_Exercise objective_
Using the records provided below, locate and copy each line that contains the word "value".

_Given records_
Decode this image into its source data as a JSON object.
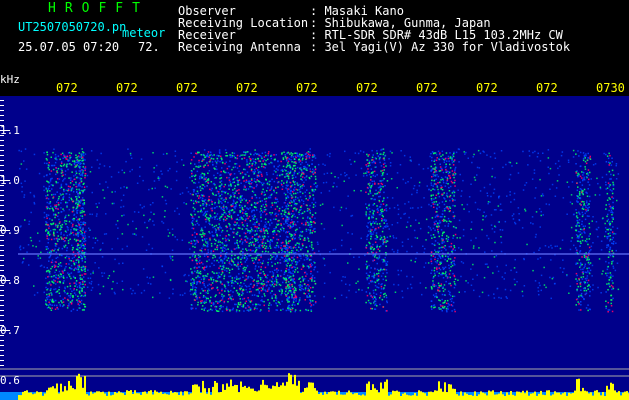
{
  "header": {
    "brand": "HROFFT",
    "filename": "UT2507050720.pn",
    "meteor_label": "meteor",
    "datetime": "25.07.05 07:20",
    "count": "72.",
    "fields": [
      {
        "label": "Observer",
        "value": ": Masaki Kano"
      },
      {
        "label": "Receiving Location",
        "value": ": Shibukawa, Gunma, Japan"
      },
      {
        "label": "Receiver",
        "value": ": RTL-SDR SDR# 43dB L15 103.2MHz CW"
      },
      {
        "label": "Receiving Antenna",
        "value": ": 3el Yagi(V) Az 330 for Vladivostok"
      }
    ]
  },
  "y_axis": {
    "unit": "kHz",
    "ticks": [
      "1.1",
      "1.0",
      "0.9",
      "0.8",
      "0.7",
      "0.6"
    ]
  },
  "time_ticks": [
    "072",
    "072",
    "072",
    "072",
    "072",
    "072",
    "072",
    "072",
    "072",
    "0730"
  ],
  "colors": {
    "background": "#000000",
    "spectrogram_bg": "#00008b",
    "header_text": "#00ffff",
    "title_text": "#00ff00",
    "tick_text": "#ffff00",
    "signal_low": "#0044ff",
    "signal_mid": "#00ff66",
    "signal_high": "#ff0066",
    "amplitude_bar": "#ffff00"
  }
}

_Task response_
        "value": ": Masaki Kano"
        "value": ": Shibukawa, Gunma, Japan"
        "value": ": RTL-SDR SDR# 43dB L15 103.2MHz CW"
        "value": ": 3el Yagi(V) Az 330 for Vladivostok"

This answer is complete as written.